Your instructions ::
Would you extract the whole listing below and retype it exactly?

Records from a data collection ::
- - -

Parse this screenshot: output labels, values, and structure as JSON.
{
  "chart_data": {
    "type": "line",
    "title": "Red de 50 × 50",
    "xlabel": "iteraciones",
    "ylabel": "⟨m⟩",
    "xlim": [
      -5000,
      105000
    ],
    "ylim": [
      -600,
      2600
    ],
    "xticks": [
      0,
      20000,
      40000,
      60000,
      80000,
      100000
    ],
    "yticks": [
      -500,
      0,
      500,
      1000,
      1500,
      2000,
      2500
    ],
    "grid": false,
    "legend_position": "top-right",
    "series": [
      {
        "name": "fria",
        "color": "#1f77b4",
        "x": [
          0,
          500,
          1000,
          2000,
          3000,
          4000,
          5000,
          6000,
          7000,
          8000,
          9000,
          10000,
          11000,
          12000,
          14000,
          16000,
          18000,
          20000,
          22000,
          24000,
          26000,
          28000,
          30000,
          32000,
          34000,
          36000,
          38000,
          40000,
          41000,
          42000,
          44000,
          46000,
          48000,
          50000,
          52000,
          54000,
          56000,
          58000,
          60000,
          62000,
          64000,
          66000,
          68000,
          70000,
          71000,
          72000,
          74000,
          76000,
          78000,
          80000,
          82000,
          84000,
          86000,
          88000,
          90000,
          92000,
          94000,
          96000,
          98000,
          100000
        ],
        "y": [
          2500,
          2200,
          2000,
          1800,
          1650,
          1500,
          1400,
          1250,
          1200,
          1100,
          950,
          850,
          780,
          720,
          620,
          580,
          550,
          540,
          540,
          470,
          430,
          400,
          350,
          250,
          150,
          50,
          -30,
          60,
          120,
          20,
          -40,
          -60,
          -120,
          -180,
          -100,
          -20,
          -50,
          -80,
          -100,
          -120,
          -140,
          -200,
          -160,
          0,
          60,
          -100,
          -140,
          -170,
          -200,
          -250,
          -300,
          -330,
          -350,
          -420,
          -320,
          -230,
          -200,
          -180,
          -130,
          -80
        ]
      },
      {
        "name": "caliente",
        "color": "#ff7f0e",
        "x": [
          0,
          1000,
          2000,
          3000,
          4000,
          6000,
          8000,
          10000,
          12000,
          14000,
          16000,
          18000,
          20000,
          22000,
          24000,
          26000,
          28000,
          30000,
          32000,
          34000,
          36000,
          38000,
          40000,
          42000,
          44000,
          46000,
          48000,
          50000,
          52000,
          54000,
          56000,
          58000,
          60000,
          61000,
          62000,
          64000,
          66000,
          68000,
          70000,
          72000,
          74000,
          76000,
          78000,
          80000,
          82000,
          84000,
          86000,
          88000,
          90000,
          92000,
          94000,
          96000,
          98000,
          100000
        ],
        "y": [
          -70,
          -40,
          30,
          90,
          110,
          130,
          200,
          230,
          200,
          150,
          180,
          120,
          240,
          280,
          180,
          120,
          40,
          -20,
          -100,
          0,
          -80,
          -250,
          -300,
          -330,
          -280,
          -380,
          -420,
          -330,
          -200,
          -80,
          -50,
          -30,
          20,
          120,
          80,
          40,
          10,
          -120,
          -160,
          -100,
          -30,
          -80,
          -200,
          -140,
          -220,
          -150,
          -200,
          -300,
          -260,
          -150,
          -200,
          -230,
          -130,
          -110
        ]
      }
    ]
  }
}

- - -

Written response ::
Parse this screenshot: output labels, values, and structure as JSON.
{
  "chart_data": {
    "type": "line",
    "title": "Red de 50 × 50",
    "xlabel": "iteraciones",
    "ylabel": "⟨m⟩",
    "xlim": [
      -5000,
      105000
    ],
    "ylim": [
      -600,
      2600
    ],
    "xticks": [
      0,
      20000,
      40000,
      60000,
      80000,
      100000
    ],
    "yticks": [
      -500,
      0,
      500,
      1000,
      1500,
      2000,
      2500
    ],
    "grid": false,
    "legend_position": "top-right",
    "series": [
      {
        "name": "fria",
        "color": "#1f77b4",
        "x": [
          0,
          500,
          1000,
          2000,
          3000,
          4000,
          5000,
          6000,
          7000,
          8000,
          9000,
          10000,
          11000,
          12000,
          14000,
          16000,
          18000,
          20000,
          22000,
          24000,
          26000,
          28000,
          30000,
          32000,
          34000,
          36000,
          38000,
          40000,
          41000,
          42000,
          44000,
          46000,
          48000,
          50000,
          52000,
          54000,
          56000,
          58000,
          60000,
          62000,
          64000,
          66000,
          68000,
          70000,
          71000,
          72000,
          74000,
          76000,
          78000,
          80000,
          82000,
          84000,
          86000,
          88000,
          90000,
          92000,
          94000,
          96000,
          98000,
          100000
        ],
        "y": [
          2500,
          2200,
          2000,
          1800,
          1650,
          1500,
          1400,
          1250,
          1200,
          1100,
          950,
          850,
          780,
          720,
          620,
          580,
          550,
          540,
          540,
          470,
          430,
          400,
          350,
          250,
          150,
          50,
          -30,
          60,
          120,
          20,
          -40,
          -60,
          -120,
          -180,
          -100,
          -20,
          -50,
          -80,
          -100,
          -120,
          -140,
          -200,
          -160,
          0,
          60,
          -100,
          -140,
          -170,
          -200,
          -250,
          -300,
          -330,
          -350,
          -420,
          -320,
          -230,
          -200,
          -180,
          -130,
          -80
        ]
      },
      {
        "name": "caliente",
        "color": "#ff7f0e",
        "x": [
          0,
          1000,
          2000,
          3000,
          4000,
          6000,
          8000,
          10000,
          12000,
          14000,
          16000,
          18000,
          20000,
          22000,
          24000,
          26000,
          28000,
          30000,
          32000,
          34000,
          36000,
          38000,
          40000,
          42000,
          44000,
          46000,
          48000,
          50000,
          52000,
          54000,
          56000,
          58000,
          60000,
          61000,
          62000,
          64000,
          66000,
          68000,
          70000,
          72000,
          74000,
          76000,
          78000,
          80000,
          82000,
          84000,
          86000,
          88000,
          90000,
          92000,
          94000,
          96000,
          98000,
          100000
        ],
        "y": [
          -70,
          -40,
          30,
          90,
          110,
          130,
          200,
          230,
          200,
          150,
          180,
          120,
          240,
          280,
          180,
          120,
          40,
          -20,
          -100,
          0,
          -80,
          -250,
          -300,
          -330,
          -280,
          -380,
          -420,
          -330,
          -200,
          -80,
          -50,
          -30,
          20,
          120,
          80,
          40,
          10,
          -120,
          -160,
          -100,
          -30,
          -80,
          -200,
          -140,
          -220,
          -150,
          -200,
          -300,
          -260,
          -150,
          -200,
          -230,
          -130,
          -110
        ]
      }
    ]
  }
}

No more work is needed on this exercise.